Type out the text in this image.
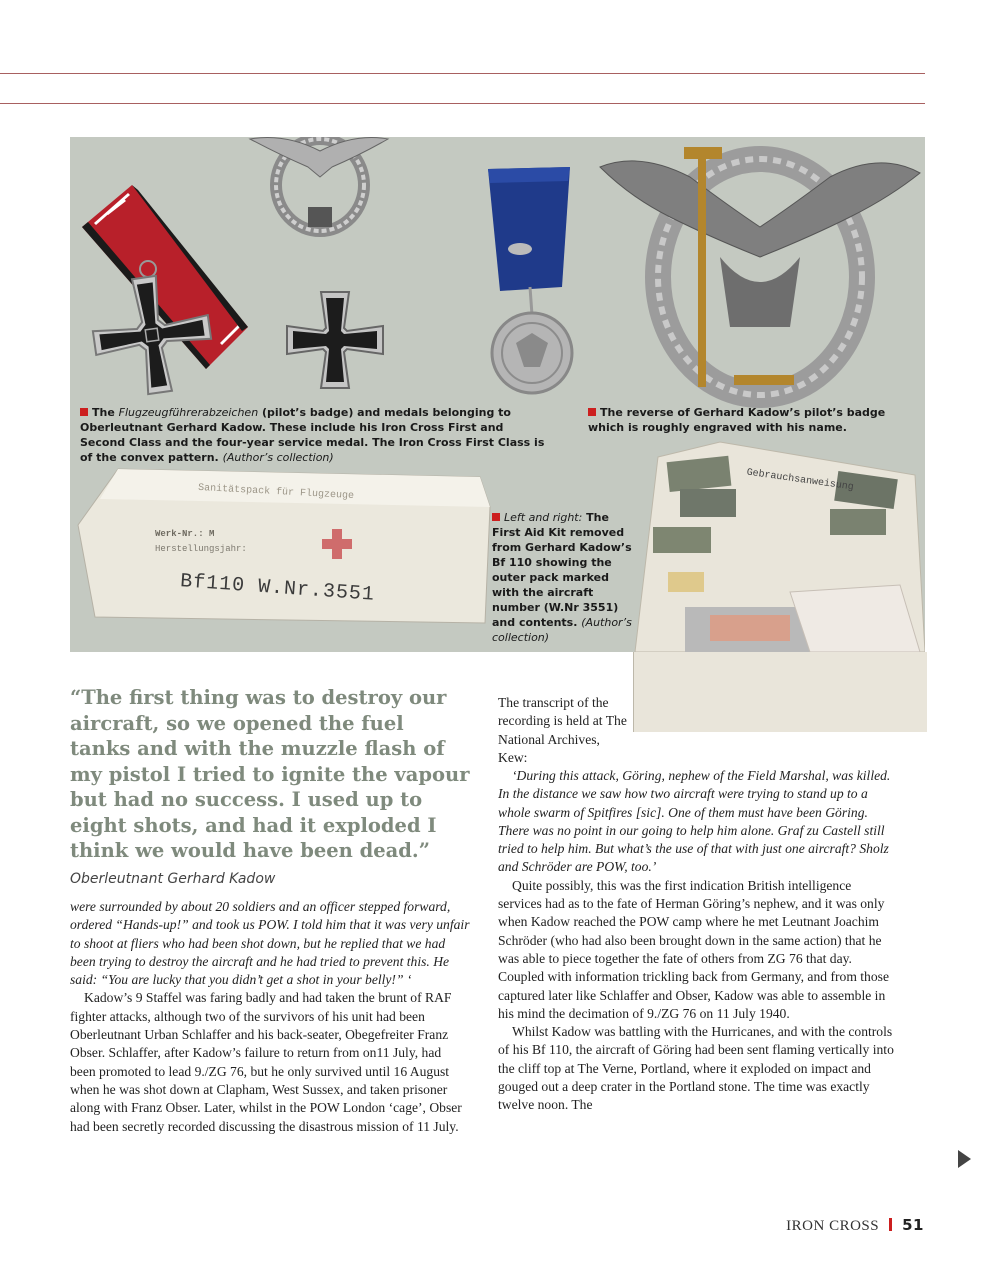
Sanitätspack für Flugzeuge
Werk-Nr.: M
Herstellungsjahr:
Bf110 W.Nr.3551
Gebrauchsanweisung
The Flugzeugführerabzeichen (pilot’s badge) and medals belonging to Oberleutnant Gerhard Kadow. These include his Iron Cross First and Second Class and the four-year service medal. The Iron Cross First Class is of the convex pattern. (Author’s collection)
The reverse of Gerhard Kadow’s pilot’s badge which is roughly engraved with his name.
Left and right: The First Aid Kit removed from Gerhard Kadow’s Bf 110 showing the outer pack marked with the aircraft number (W.Nr 3551) and contents. (Author’s collection)
“The first thing was to destroy our aircraft, so we opened the fuel tanks and with the muzzle flash of my pistol I tried to ignite the vapour but had no success. I used up to eight shots, and had it exploded I think we would have been dead.” Oberleutnant Gerhard Kadow

were surrounded by about 20 soldiers and an officer stepped forward, ordered “Hands-up!” and took us POW. I told him that it was very unfair to shoot at fliers who had been shot down, but he replied that we had been trying to destroy the aircraft and he had tried to prevent this. He said: “You are lucky that you didn’t get a shot in your belly!” ‘

Kadow’s 9 Staffel was faring badly and had taken the brunt of RAF fighter attacks, although two of the survivors of his unit had been Oberleutnant Urban Schlaffer and his back-seater, Obegefreiter Franz Obser. Schlaffer, after Kadow’s failure to return from on11 July, had been promoted to lead 9./ZG 76, but he only survived until 16 August when he was shot down at Clapham, West Sussex, and taken prisoner along with Franz Obser. Later, whilst in the POW London ‘cage’, Obser had been secretly recorded discussing the disastrous mission of 11 July.

The transcript of the recording is held at The National Archives, Kew:

‘During this attack, Göring, nephew of the Field Marshal, was killed. In the distance we saw how two aircraft were trying to stand up to a whole swarm of Spitfires [sic]. One of them must have been Göring. There was no point in our going to help him alone. Graf zu Castell still tried to help him. But what’s the use of that with just one aircraft? Sholz and Schröder are POW, too.’

Quite possibly, this was the first indication British intelligence services had as to the fate of Herman Göring’s nephew, and it was only when Kadow reached the POW camp where he met Leutnant Joachim Schröder (who had also been brought down in the same action) that he was able to piece together the fate of others from ZG 76 that day. Coupled with information trickling back from Germany, and from those captured later like Schlaffer and Obser, Kadow was able to assemble in his mind the decimation of 9./ZG 76 on 11 July 1940.

Whilst Kadow was battling with the Hurricanes, and with the controls of his Bf 110, the aircraft of Göring had been sent flaming vertically into the cliff top at The Verne, Portland, where it exploded on impact and gouged out a deep crater in the Portland stone. The time was exactly twelve noon. The

IRON CROSS 51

= Task objective =
Write out each entry exactly as given, omitting any picture.

= The response =
Type out the text in this image.
Sanitätspack für Flugzeuge
Werk-Nr.: M
Herstellungsjahr:
Bf110 W.Nr.3551
Gebrauchsanweisung
The Flugzeugführerabzeichen (pilot’s badge) and medals belonging to Oberleutnant Gerhard Kadow. These include his Iron Cross First and Second Class and the four-year service medal. The Iron Cross First Class is of the convex pattern. (Author’s collection)
The reverse of Gerhard Kadow’s pilot’s badge which is roughly engraved with his name.
Left and right: The First Aid Kit removed from Gerhard Kadow’s Bf 110 showing the outer pack marked with the aircraft number (W.Nr 3551) and contents. (Author’s collection)
“The first thing was to destroy our aircraft, so we opened the fuel tanks and with the muzzle flash of my pistol I tried to ignite the vapour but had no success. I used up to eight shots, and had it exploded I think we would have been dead.” Oberleutnant Gerhard Kadow

were surrounded by about 20 soldiers and an officer stepped forward, ordered “Hands-up!” and took us POW. I told him that it was very unfair to shoot at fliers who had been shot down, but he replied that we had been trying to destroy the aircraft and he had tried to prevent this. He said: “You are lucky that you didn’t get a shot in your belly!” ‘

Kadow’s 9 Staffel was faring badly and had taken the brunt of RAF fighter attacks, although two of the survivors of his unit had been Oberleutnant Urban Schlaffer and his back-seater, Obegefreiter Franz Obser. Schlaffer, after Kadow’s failure to return from on11 July, had been promoted to lead 9./ZG 76, but he only survived until 16 August when he was shot down at Clapham, West Sussex, and taken prisoner along with Franz Obser. Later, whilst in the POW London ‘cage’, Obser had been secretly recorded discussing the disastrous mission of 11 July.

The transcript of the recording is held at The National Archives, Kew:

‘During this attack, Göring, nephew of the Field Marshal, was killed. In the distance we saw how two aircraft were trying to stand up to a whole swarm of Spitfires [sic]. One of them must have been Göring. There was no point in our going to help him alone. Graf zu Castell still tried to help him. But what’s the use of that with just one aircraft? Sholz and Schröder are POW, too.’

Quite possibly, this was the first indication British intelligence services had as to the fate of Herman Göring’s nephew, and it was only when Kadow reached the POW camp where he met Leutnant Joachim Schröder (who had also been brought down in the same action) that he was able to piece together the fate of others from ZG 76 that day. Coupled with information trickling back from Germany, and from those captured later like Schlaffer and Obser, Kadow was able to assemble in his mind the decimation of 9./ZG 76 on 11 July 1940.

Whilst Kadow was battling with the Hurricanes, and with the controls of his Bf 110, the aircraft of Göring had been sent flaming vertically into the cliff top at The Verne, Portland, where it exploded on impact and gouged out a deep crater in the Portland stone. The time was exactly twelve noon. The

IRON CROSS 51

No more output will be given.